## Objective
Report every line from the material that contains the word "Deeper".

Stored data
++++++++++

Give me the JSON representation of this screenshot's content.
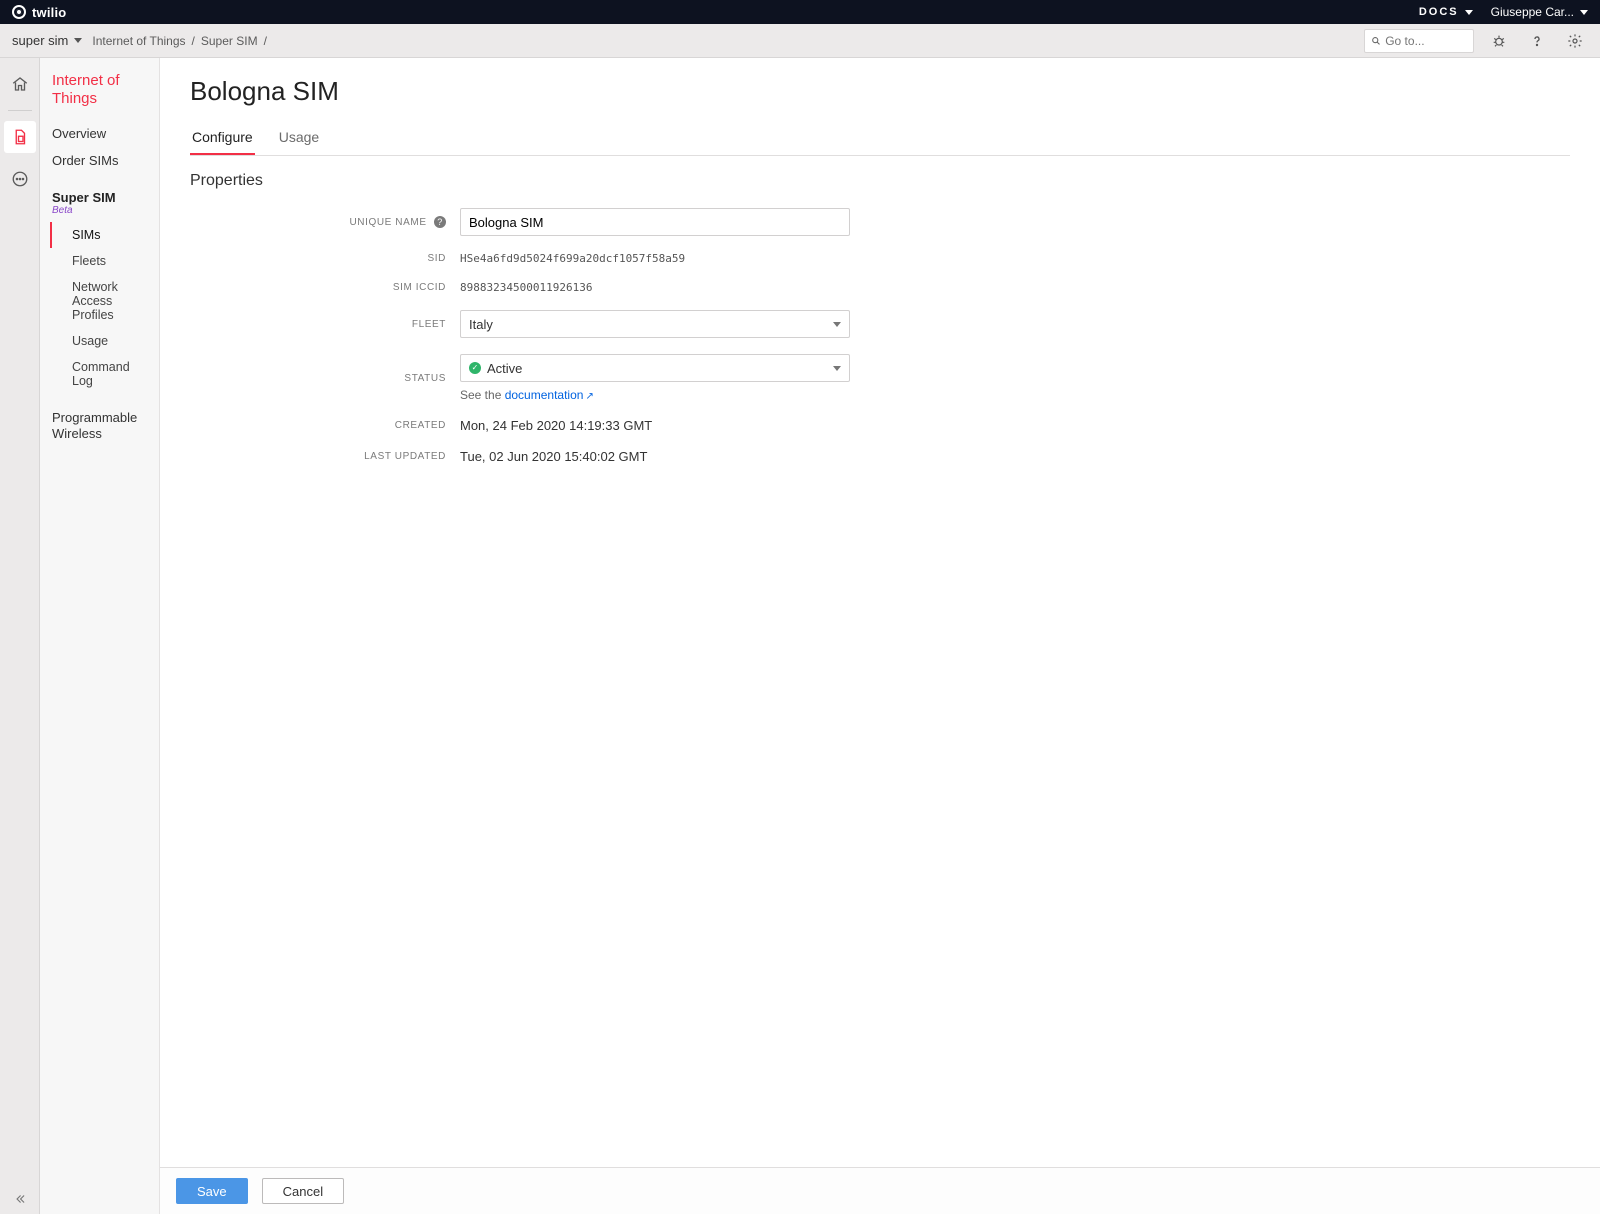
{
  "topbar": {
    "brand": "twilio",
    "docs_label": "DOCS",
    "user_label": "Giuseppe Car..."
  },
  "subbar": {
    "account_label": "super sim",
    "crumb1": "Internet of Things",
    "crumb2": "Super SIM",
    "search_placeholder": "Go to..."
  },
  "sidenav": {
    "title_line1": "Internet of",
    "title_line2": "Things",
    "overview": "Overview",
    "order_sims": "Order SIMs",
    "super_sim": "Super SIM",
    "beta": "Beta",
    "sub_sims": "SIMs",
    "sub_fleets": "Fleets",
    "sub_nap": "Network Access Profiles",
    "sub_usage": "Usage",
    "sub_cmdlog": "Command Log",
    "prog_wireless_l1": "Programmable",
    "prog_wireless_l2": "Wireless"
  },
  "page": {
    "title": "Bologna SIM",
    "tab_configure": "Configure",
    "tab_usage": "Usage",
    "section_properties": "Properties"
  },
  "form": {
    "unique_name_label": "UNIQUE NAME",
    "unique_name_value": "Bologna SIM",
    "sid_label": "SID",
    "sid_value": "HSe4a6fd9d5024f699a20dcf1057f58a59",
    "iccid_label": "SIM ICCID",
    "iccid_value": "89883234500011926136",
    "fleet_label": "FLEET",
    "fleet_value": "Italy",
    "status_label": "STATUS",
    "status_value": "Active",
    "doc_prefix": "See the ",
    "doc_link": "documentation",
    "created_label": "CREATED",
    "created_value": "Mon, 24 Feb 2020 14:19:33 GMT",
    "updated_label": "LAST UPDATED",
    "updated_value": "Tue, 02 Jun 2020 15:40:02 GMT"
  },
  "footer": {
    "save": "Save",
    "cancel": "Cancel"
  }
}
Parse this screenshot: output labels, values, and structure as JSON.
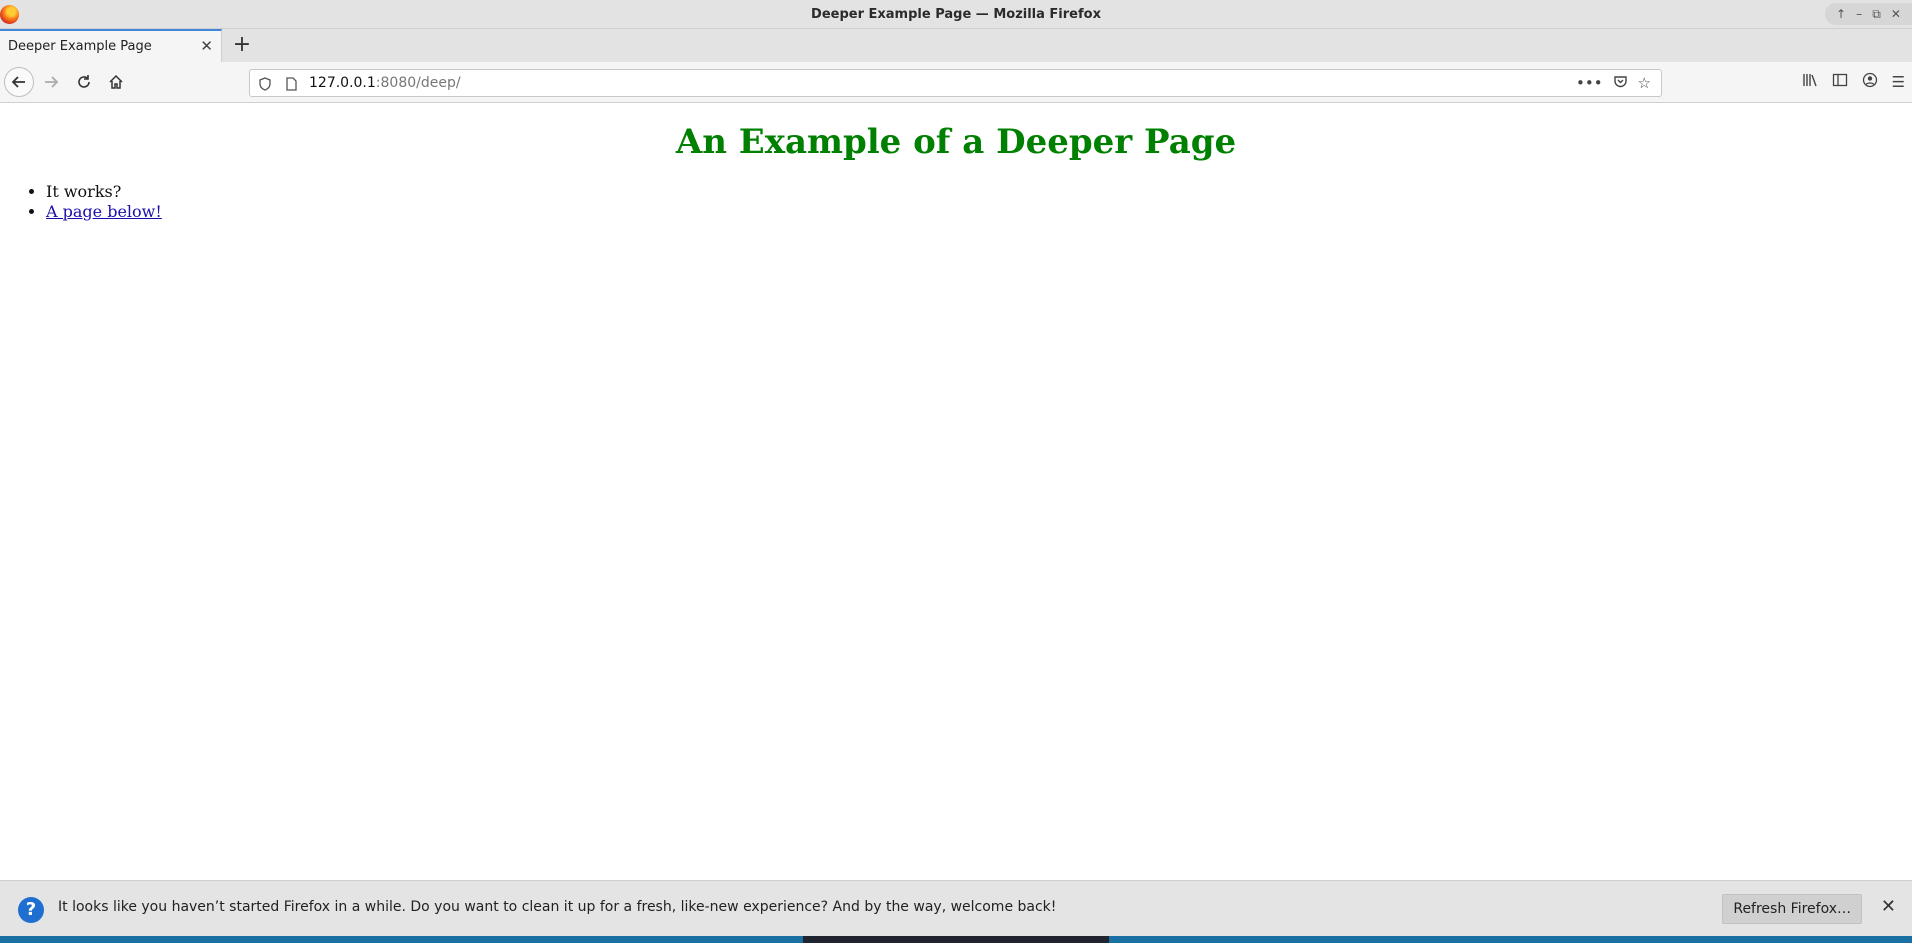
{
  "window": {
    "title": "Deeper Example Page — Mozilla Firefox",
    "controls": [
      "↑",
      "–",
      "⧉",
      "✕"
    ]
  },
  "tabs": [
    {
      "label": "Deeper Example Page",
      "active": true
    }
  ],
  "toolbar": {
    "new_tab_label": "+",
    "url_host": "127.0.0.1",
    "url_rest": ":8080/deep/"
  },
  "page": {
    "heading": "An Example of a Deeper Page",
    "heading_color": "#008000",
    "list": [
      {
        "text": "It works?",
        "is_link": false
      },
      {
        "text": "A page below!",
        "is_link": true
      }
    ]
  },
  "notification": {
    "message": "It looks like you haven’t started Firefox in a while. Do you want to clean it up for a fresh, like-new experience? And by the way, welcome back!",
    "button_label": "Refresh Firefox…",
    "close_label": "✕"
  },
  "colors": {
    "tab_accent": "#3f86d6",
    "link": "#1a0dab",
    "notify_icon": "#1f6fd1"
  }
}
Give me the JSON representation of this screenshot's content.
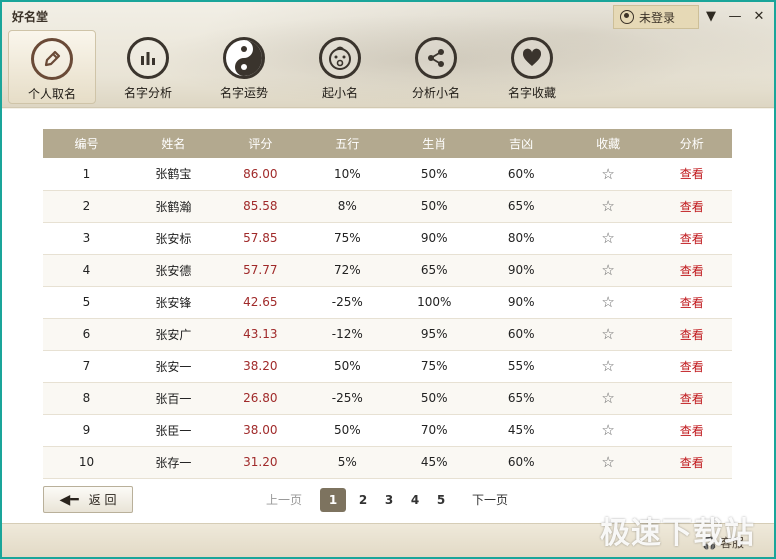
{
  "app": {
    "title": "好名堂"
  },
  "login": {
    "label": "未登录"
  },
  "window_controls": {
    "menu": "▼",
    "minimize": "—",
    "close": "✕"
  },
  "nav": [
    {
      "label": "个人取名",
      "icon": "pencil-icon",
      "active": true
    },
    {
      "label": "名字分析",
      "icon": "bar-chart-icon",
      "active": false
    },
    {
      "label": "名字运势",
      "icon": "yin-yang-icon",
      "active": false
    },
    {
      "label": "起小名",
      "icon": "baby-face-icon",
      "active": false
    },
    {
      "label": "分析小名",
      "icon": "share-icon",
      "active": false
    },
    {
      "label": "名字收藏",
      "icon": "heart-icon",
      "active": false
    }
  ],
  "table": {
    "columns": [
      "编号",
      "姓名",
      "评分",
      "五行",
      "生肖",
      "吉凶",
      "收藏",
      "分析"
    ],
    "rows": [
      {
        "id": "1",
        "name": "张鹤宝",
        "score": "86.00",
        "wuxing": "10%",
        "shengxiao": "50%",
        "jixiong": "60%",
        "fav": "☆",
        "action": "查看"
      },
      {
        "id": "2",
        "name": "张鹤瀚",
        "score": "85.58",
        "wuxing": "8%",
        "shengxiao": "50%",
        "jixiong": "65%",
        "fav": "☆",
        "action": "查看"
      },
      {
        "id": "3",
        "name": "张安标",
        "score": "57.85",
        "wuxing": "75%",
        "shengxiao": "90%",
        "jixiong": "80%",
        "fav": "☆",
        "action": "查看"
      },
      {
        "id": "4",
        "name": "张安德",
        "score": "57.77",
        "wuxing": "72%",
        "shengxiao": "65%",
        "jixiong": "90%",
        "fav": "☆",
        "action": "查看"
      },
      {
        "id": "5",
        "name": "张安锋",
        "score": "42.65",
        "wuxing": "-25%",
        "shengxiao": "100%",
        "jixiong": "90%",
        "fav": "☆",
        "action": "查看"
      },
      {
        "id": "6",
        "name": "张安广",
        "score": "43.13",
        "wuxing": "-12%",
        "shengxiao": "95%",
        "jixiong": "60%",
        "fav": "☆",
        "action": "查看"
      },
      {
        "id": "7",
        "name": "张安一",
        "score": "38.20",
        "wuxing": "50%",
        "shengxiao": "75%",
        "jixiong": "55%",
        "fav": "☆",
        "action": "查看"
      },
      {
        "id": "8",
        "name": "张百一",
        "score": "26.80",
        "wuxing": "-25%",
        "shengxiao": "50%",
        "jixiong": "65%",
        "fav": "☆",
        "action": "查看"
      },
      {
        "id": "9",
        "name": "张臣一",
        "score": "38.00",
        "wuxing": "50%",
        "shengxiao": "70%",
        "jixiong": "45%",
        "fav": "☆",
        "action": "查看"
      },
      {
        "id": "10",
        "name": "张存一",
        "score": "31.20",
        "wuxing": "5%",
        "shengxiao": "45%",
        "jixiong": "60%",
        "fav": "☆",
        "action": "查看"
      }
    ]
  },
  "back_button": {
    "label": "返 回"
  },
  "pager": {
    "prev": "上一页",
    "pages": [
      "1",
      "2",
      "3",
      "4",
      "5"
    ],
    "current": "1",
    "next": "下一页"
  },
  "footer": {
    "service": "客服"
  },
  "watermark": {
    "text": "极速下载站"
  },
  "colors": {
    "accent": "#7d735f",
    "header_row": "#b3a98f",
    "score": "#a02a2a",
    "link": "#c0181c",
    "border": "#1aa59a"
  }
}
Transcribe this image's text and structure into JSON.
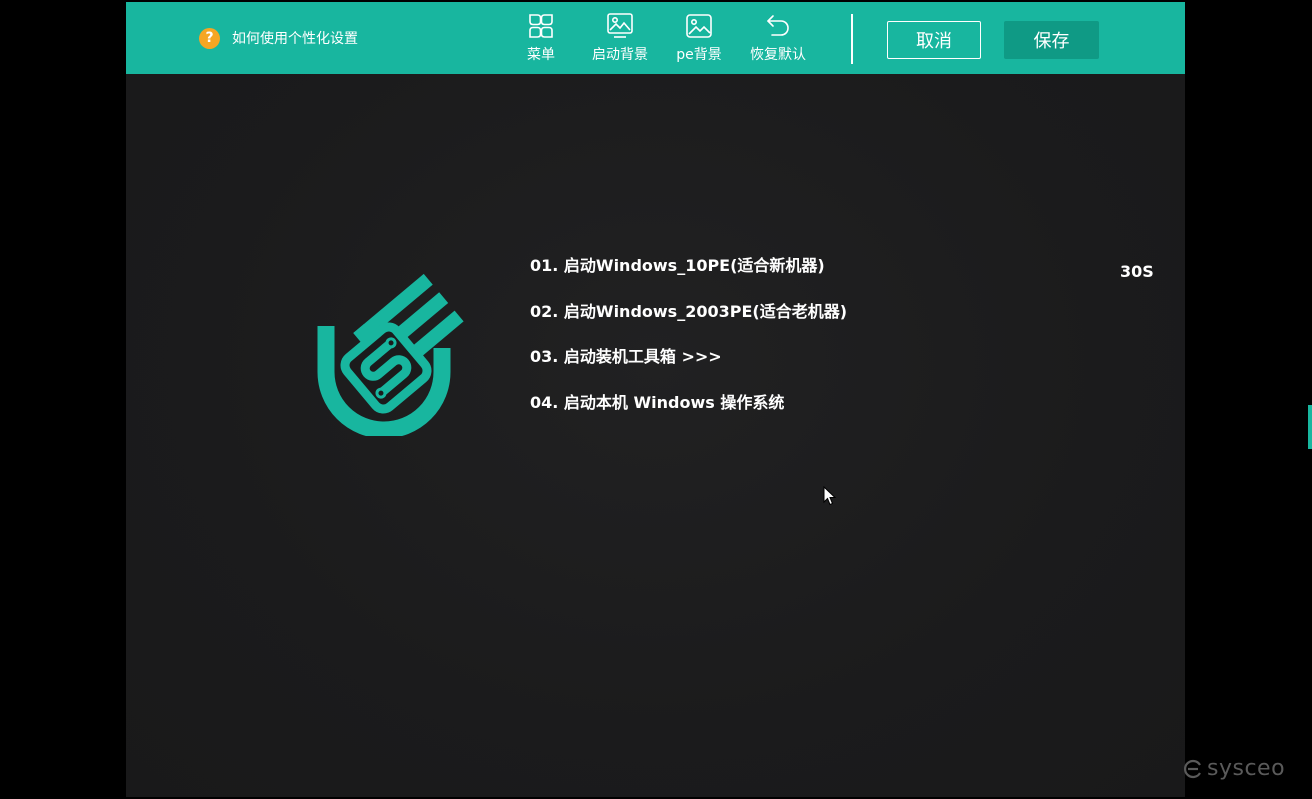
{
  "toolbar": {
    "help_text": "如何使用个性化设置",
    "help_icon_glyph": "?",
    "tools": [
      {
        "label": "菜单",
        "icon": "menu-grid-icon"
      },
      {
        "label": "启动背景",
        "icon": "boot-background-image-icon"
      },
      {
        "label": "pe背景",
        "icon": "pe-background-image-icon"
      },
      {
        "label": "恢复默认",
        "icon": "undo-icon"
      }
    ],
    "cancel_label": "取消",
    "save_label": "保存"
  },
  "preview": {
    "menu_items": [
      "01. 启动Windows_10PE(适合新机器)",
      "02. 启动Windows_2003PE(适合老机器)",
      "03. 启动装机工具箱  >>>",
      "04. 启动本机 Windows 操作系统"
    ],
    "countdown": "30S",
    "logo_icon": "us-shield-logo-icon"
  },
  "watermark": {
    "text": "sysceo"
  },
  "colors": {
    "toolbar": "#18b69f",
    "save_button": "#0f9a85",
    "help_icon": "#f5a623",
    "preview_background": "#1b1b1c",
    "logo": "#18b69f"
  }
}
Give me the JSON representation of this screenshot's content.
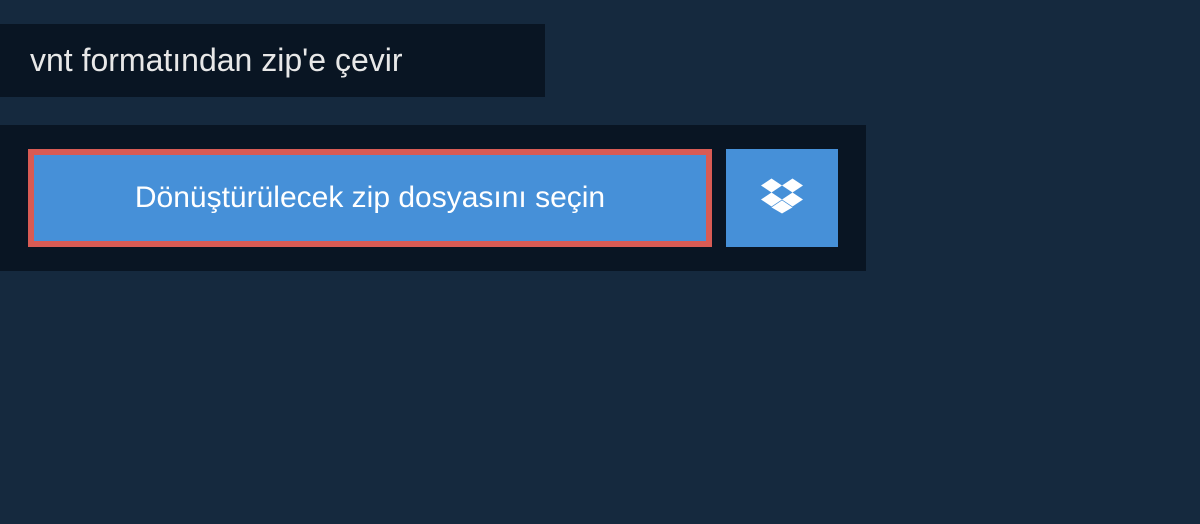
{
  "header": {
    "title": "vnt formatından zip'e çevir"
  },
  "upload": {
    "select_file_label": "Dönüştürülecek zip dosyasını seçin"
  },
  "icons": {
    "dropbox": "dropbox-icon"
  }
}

++++++++++

## Written response
    "title": "Deeper Example Page — Mozilla Firefox",
      "label": "Deeper Example Page",
    "heading": "An Example of a Deeper Page",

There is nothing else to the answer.